--- Start Supplied entries ---

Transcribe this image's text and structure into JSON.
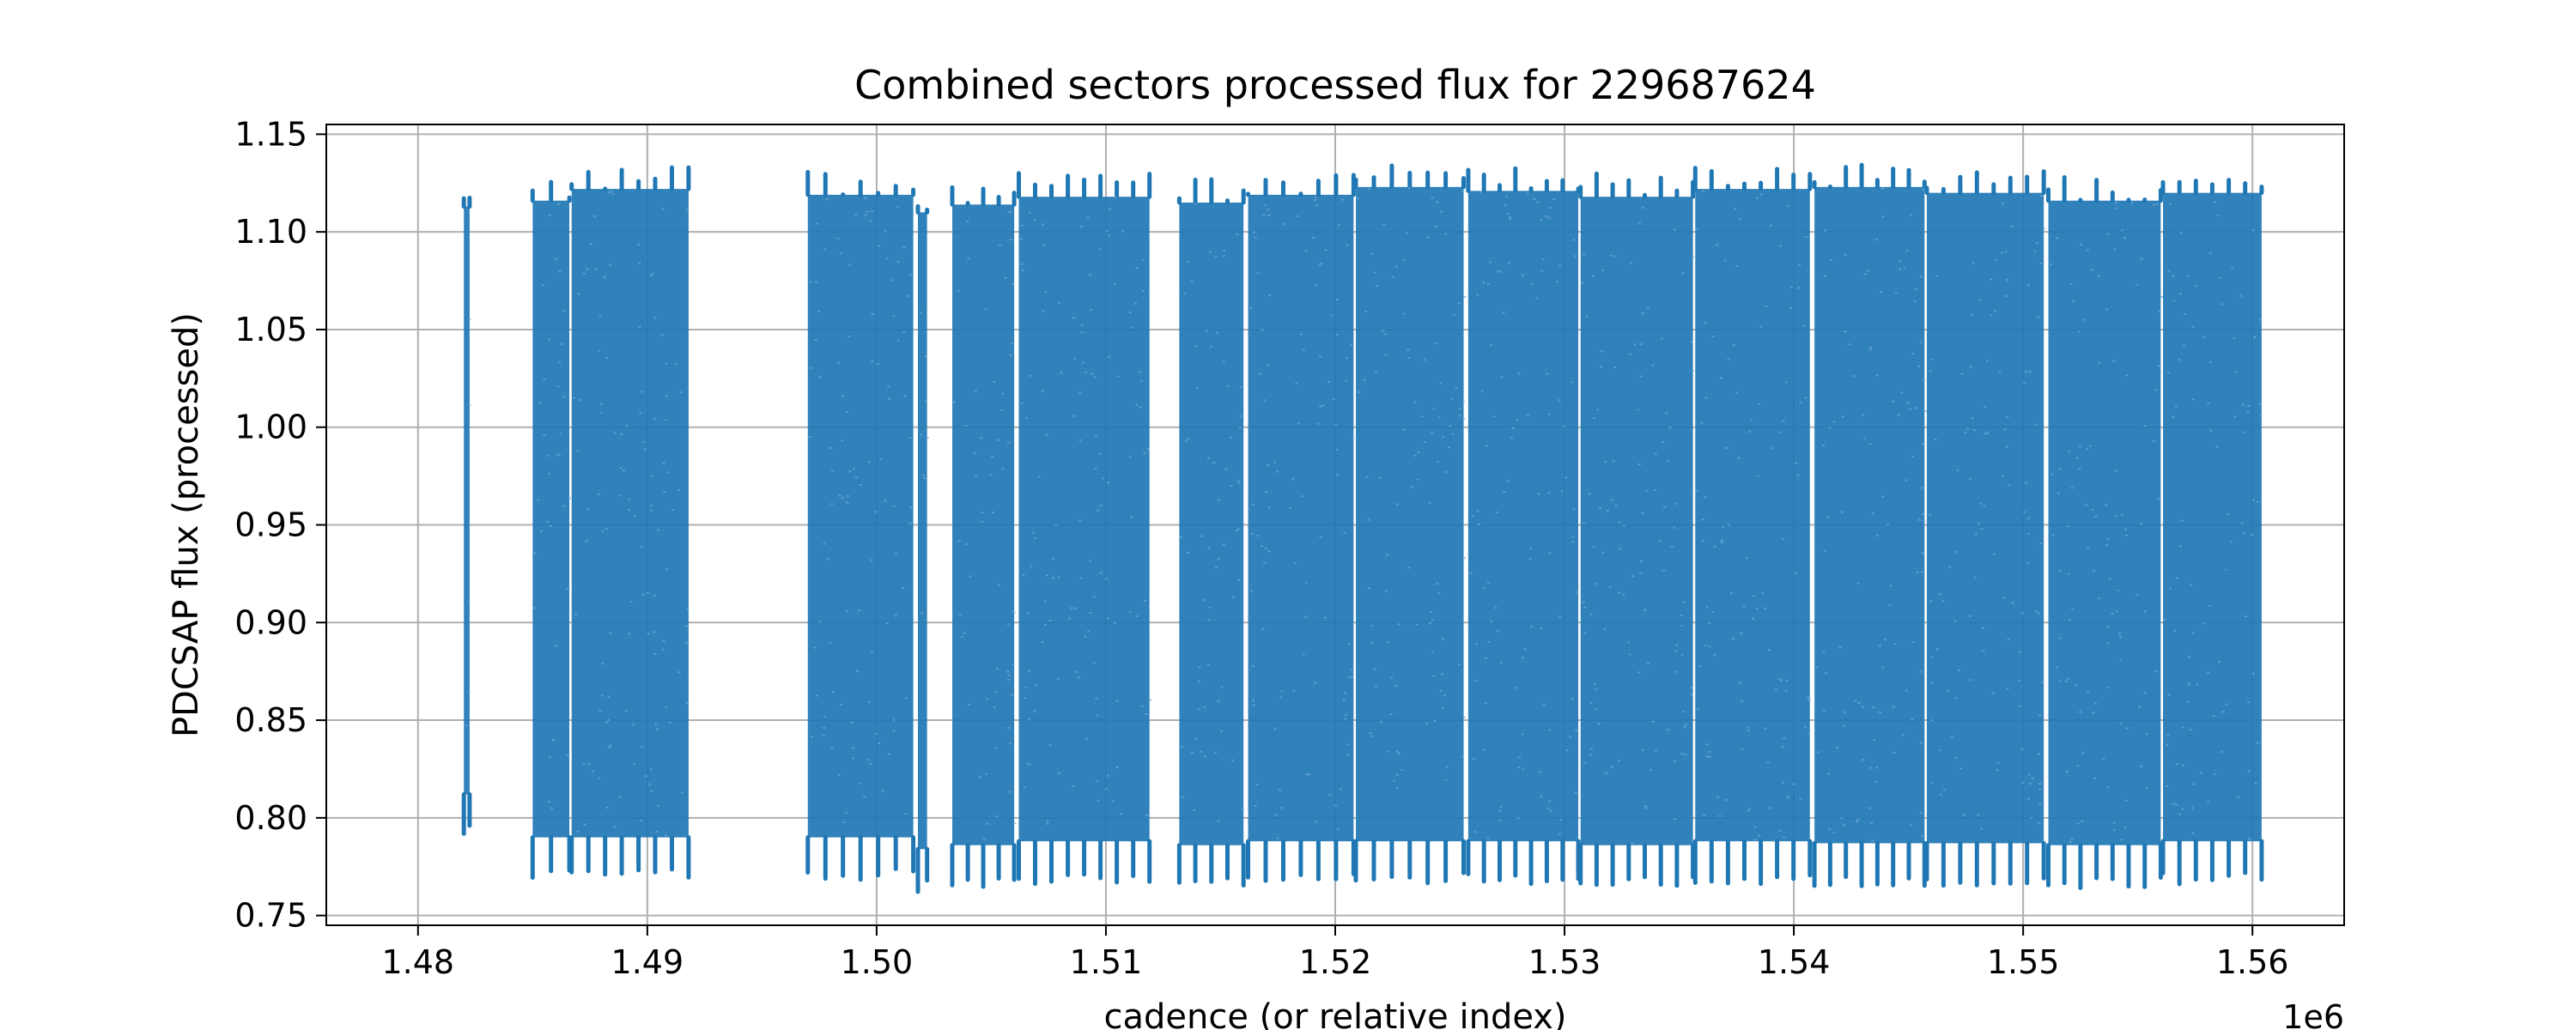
{
  "chart_data": {
    "type": "scatter",
    "title": "Combined sectors processed flux for 229687624",
    "xlabel": "cadence (or relative index)",
    "ylabel": "PDCSAP flux (processed)",
    "x_offset_label": "1e6",
    "xlim": [
      1476000,
      1564000
    ],
    "ylim": [
      0.745,
      1.155
    ],
    "grid": true,
    "legend": "none",
    "marker_color": "#1f77b4",
    "x_ticks": [
      1480000,
      1490000,
      1500000,
      1510000,
      1520000,
      1530000,
      1540000,
      1550000,
      1560000
    ],
    "x_tick_labels": [
      "1.48",
      "1.49",
      "1.50",
      "1.51",
      "1.52",
      "1.53",
      "1.54",
      "1.55",
      "1.56"
    ],
    "y_ticks": [
      0.75,
      0.8,
      0.85,
      0.9,
      0.95,
      1.0,
      1.05,
      1.1,
      1.15
    ],
    "y_tick_labels": [
      "0.75",
      "0.80",
      "0.85",
      "0.90",
      "0.95",
      "1.00",
      "1.05",
      "1.10",
      "1.15"
    ],
    "segments": [
      {
        "x_start": 1482000,
        "x_end": 1482250,
        "y_min": 0.79,
        "y_max": 1.125
      },
      {
        "x_start": 1485000,
        "x_end": 1486600,
        "y_min": 0.768,
        "y_max": 1.128
      },
      {
        "x_start": 1486700,
        "x_end": 1491800,
        "y_min": 0.768,
        "y_max": 1.134
      },
      {
        "x_start": 1497000,
        "x_end": 1501600,
        "y_min": 0.768,
        "y_max": 1.131
      },
      {
        "x_start": 1501800,
        "x_end": 1502200,
        "y_min": 0.762,
        "y_max": 1.122
      },
      {
        "x_start": 1503300,
        "x_end": 1506000,
        "y_min": 0.764,
        "y_max": 1.126
      },
      {
        "x_start": 1506200,
        "x_end": 1511900,
        "y_min": 0.766,
        "y_max": 1.13
      },
      {
        "x_start": 1513200,
        "x_end": 1516000,
        "y_min": 0.764,
        "y_max": 1.127
      },
      {
        "x_start": 1516200,
        "x_end": 1520800,
        "y_min": 0.766,
        "y_max": 1.131
      },
      {
        "x_start": 1520900,
        "x_end": 1525600,
        "y_min": 0.766,
        "y_max": 1.135
      },
      {
        "x_start": 1525800,
        "x_end": 1530600,
        "y_min": 0.766,
        "y_max": 1.133
      },
      {
        "x_start": 1530700,
        "x_end": 1535600,
        "y_min": 0.764,
        "y_max": 1.13
      },
      {
        "x_start": 1535700,
        "x_end": 1540700,
        "y_min": 0.766,
        "y_max": 1.134
      },
      {
        "x_start": 1540900,
        "x_end": 1545700,
        "y_min": 0.765,
        "y_max": 1.135
      },
      {
        "x_start": 1545800,
        "x_end": 1550900,
        "y_min": 0.765,
        "y_max": 1.132
      },
      {
        "x_start": 1551100,
        "x_end": 1556000,
        "y_min": 0.764,
        "y_max": 1.128
      },
      {
        "x_start": 1556100,
        "x_end": 1560400,
        "y_min": 0.766,
        "y_max": 1.132
      }
    ]
  }
}
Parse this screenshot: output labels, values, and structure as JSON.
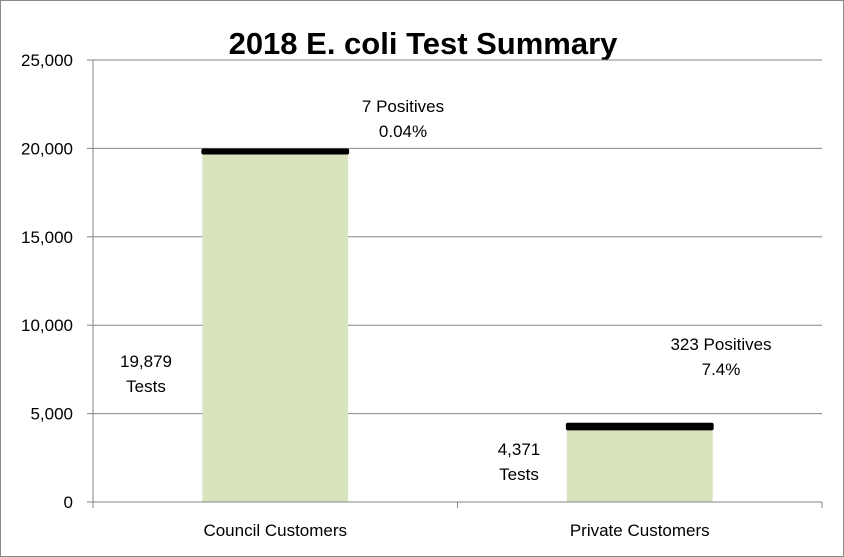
{
  "chart_data": {
    "type": "bar",
    "title": "2018 E. coli Test Summary",
    "xlabel": "",
    "ylabel": "",
    "ylim": [
      0,
      25000
    ],
    "yticks": [
      "0",
      "5,000",
      "10,000",
      "15,000",
      "20,000",
      "25,000"
    ],
    "ytick_values": [
      0,
      5000,
      10000,
      15000,
      20000,
      25000
    ],
    "grid": true,
    "legend": "none",
    "categories": [
      "Council Customers",
      "Private Customers"
    ],
    "series": [
      {
        "values": [
          19879,
          4371
        ]
      },
      {
        "values": [
          7,
          323
        ]
      }
    ],
    "colors": {
      "bar": "#d7e4bd",
      "positives_marker": "#000000",
      "grid": "#868686"
    },
    "annotations": {
      "council": {
        "tests_value": "19,879",
        "tests_word": "Tests",
        "positives": "7 Positives",
        "percent": "0.04%"
      },
      "private": {
        "tests_value": "4,371",
        "tests_word": "Tests",
        "positives": "323 Positives",
        "percent": "7.4%"
      }
    }
  }
}
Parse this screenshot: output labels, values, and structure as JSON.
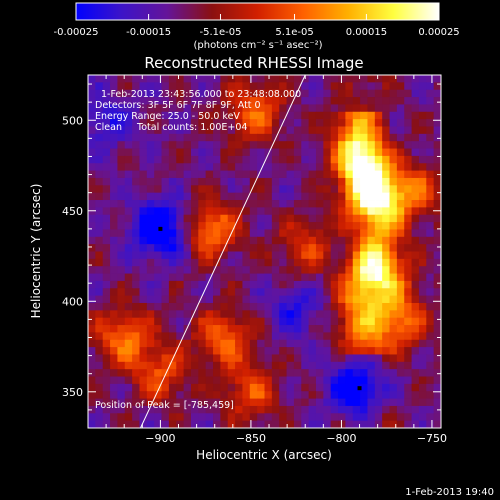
{
  "colorbar": {
    "ticks": [
      "-0.00025",
      "-0.00015",
      "-5.1e-05",
      "5.1e-05",
      "0.00015",
      "0.00025"
    ],
    "tick_values": [
      -0.00025,
      -0.00015,
      -5.1e-05,
      5.1e-05,
      0.00015,
      0.00025
    ],
    "range": [
      -0.00025,
      0.00025
    ],
    "unit_text": "(photons cm⁻² s⁻¹ asec⁻²)",
    "colors": [
      "#0000ff",
      "#3c14c8",
      "#64149a",
      "#8b1010",
      "#d22000",
      "#ff6000",
      "#ffb000",
      "#ffff40",
      "#ffffff"
    ]
  },
  "chart_data": {
    "type": "heatmap",
    "title": "Reconstructed RHESSI Image",
    "xlabel": "Heliocentric X (arcsec)",
    "ylabel": "Heliocentric Y (arcsec)",
    "xlim": [
      -940,
      -745
    ],
    "ylim": [
      330,
      525
    ],
    "x_ticks": [
      -900,
      -850,
      -800,
      -750
    ],
    "y_ticks": [
      350,
      400,
      450,
      500
    ],
    "x_tick_labels": [
      "−900",
      "−850",
      "−800",
      "−750"
    ],
    "y_tick_labels": [
      "350",
      "400",
      "450",
      "500"
    ],
    "annotations": [
      "1-Feb-2013 23:43:56.000 to 23:48:08.000",
      "Detectors: 3F 5F 6F 7F 8F 9F, Att 0",
      "Energy Range: 25.0 - 50.0 keV",
      "Clean     Total counts: 1.00E+04"
    ],
    "peak_label": "Position of Peak = [-785,459]",
    "peak": [
      -785,
      459
    ],
    "hotspots": [
      {
        "x": -872,
        "y": 440,
        "amp": 0.8
      },
      {
        "x": -848,
        "y": 505,
        "amp": 0.7
      },
      {
        "x": -785,
        "y": 459,
        "amp": 1.0
      },
      {
        "x": -778,
        "y": 415,
        "amp": 0.9
      },
      {
        "x": -770,
        "y": 390,
        "amp": 0.85
      },
      {
        "x": -790,
        "y": 480,
        "amp": 0.8
      },
      {
        "x": -920,
        "y": 380,
        "amp": 0.75
      },
      {
        "x": -865,
        "y": 380,
        "amp": 0.7
      },
      {
        "x": -850,
        "y": 350,
        "amp": 0.6
      },
      {
        "x": -760,
        "y": 460,
        "amp": 0.7
      },
      {
        "x": -900,
        "y": 360,
        "amp": 0.6
      },
      {
        "x": -820,
        "y": 430,
        "amp": 0.5
      }
    ],
    "lows": [
      {
        "x": -900,
        "y": 440,
        "amp": -0.9
      },
      {
        "x": -790,
        "y": 352,
        "amp": -0.9
      },
      {
        "x": -825,
        "y": 395,
        "amp": -0.4
      },
      {
        "x": -930,
        "y": 500,
        "amp": -0.4
      }
    ],
    "limb_line": [
      [
        -911,
        330
      ],
      [
        -820,
        525
      ]
    ]
  },
  "footer": {
    "timestamp": "1-Feb-2013 19:40"
  }
}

--- End Supplied entries ---

Filter the entries and copy out every line with the word "ylabel".

▶ Problem solution:
    "ylabel": "PDCSAP flux (processed)",
    "ylabel": "",
    "ylabel": "Heliocentric Y (arcsec)",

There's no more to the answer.